**DATASET EXTRACT**

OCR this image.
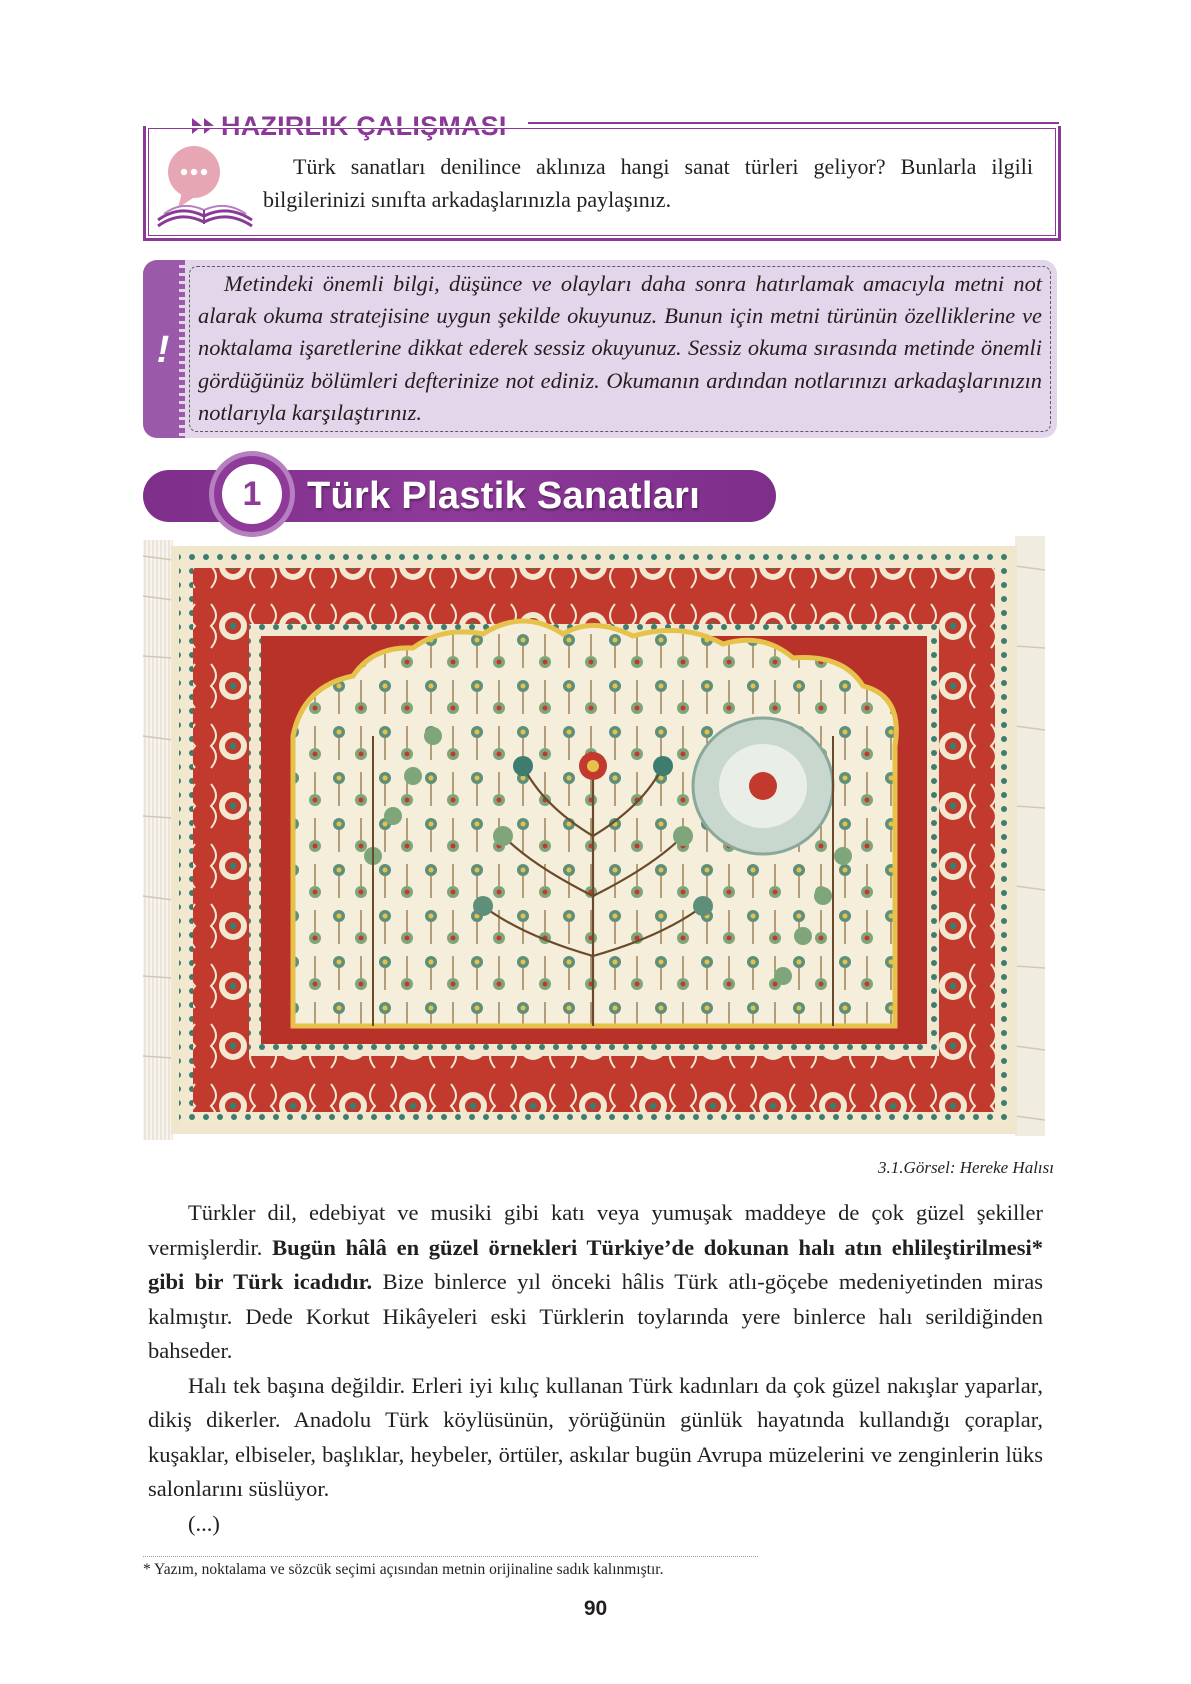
HAZIRLIK ÇALIŞMASI

Türk sanatları denilince aklınıza hangi sanat türleri geliyor? Bunlarla ilgili bilgilerinizi sınıfta arkadaşlarınızla paylaşınız.

!

Metindeki önemli bilgi, düşünce ve olayları daha sonra hatırlamak amacıyla metni not alarak okuma stratejisine uygun şekilde okuyunuz. Bunun için metni türünün özelliklerine ve noktalama işaretlerine dikkat ederek sessiz okuyunuz. Sessiz okuma sırasında metinde önemli gördüğünüz bölümleri defterinize not ediniz. Okumanın ardından notlarınızı arkadaşlarınızın notlarıyla karşılaştırınız.

1	Türk Plastik Sanatları
3.1.Görsel: Hereke Halısı

Türkler dil, edebiyat ve musiki gibi katı veya yumuşak maddeye de çok güzel şekiller vermişlerdir. Bugün hâlâ en güzel örnekleri Türkiye’de dokunan halı atın ehlileştirilmesi* gibi bir Türk icadıdır. Bize binlerce yıl önceki hâlis Türk atlı-göçebe medeniyetinden miras kalmıştır. Dede Korkut Hikâyeleri eski Türklerin toylarında yere binlerce halı serildiğinden bahseder.

Halı tek başına değildir. Erleri iyi kılıç kullanan Türk kadınları da çok güzel nakışlar yaparlar, dikiş dikerler. Anadolu Türk köylüsünün, yörüğünün günlük hayatında kullandığı çoraplar, kuşaklar, elbiseler, başlıklar, heybeler, örtüler, askılar bugün Avrupa müzelerini ve zenginlerin lüks salonlarını süslüyor.

(...)

* Yazım, noktalama ve sözcük seçimi açısından metnin orijinaline sadık kalınmıştır.
90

**WHAT IS EXPECTED**
Make a word-for-word copy of the entries, without any pictures.

**FINISHED ANSWER**
OCR this image.
HAZIRLIK ÇALIŞMASI

Türk sanatları denilince aklınıza hangi sanat türleri geliyor? Bunlarla ilgili bilgilerinizi sınıfta arkadaşlarınızla paylaşınız.

!

Metindeki önemli bilgi, düşünce ve olayları daha sonra hatırlamak amacıyla metni not alarak okuma stratejisine uygun şekilde okuyunuz. Bunun için metni türünün özelliklerine ve noktalama işaretlerine dikkat ederek sessiz okuyunuz. Sessiz okuma sırasında metinde önemli gördüğünüz bölümleri defterinize not ediniz. Okumanın ardından notlarınızı arkadaşlarınızın notlarıyla karşılaştırınız.

1	Türk Plastik Sanatları
3.1.Görsel: Hereke Halısı

Türkler dil, edebiyat ve musiki gibi katı veya yumuşak maddeye de çok güzel şekiller vermişlerdir. Bugün hâlâ en güzel örnekleri Türkiye’de dokunan halı atın ehlileştirilmesi* gibi bir Türk icadıdır. Bize binlerce yıl önceki hâlis Türk atlı-göçebe medeniyetinden miras kalmıştır. Dede Korkut Hikâyeleri eski Türklerin toylarında yere binlerce halı serildiğinden bahseder.

Halı tek başına değildir. Erleri iyi kılıç kullanan Türk kadınları da çok güzel nakışlar yaparlar, dikiş dikerler. Anadolu Türk köylüsünün, yörüğünün günlük hayatında kullandığı çoraplar, kuşaklar, elbiseler, başlıklar, heybeler, örtüler, askılar bugün Avrupa müzelerini ve zenginlerin lüks salonlarını süslüyor.

(...)

* Yazım, noktalama ve sözcük seçimi açısından metnin orijinaline sadık kalınmıştır.
90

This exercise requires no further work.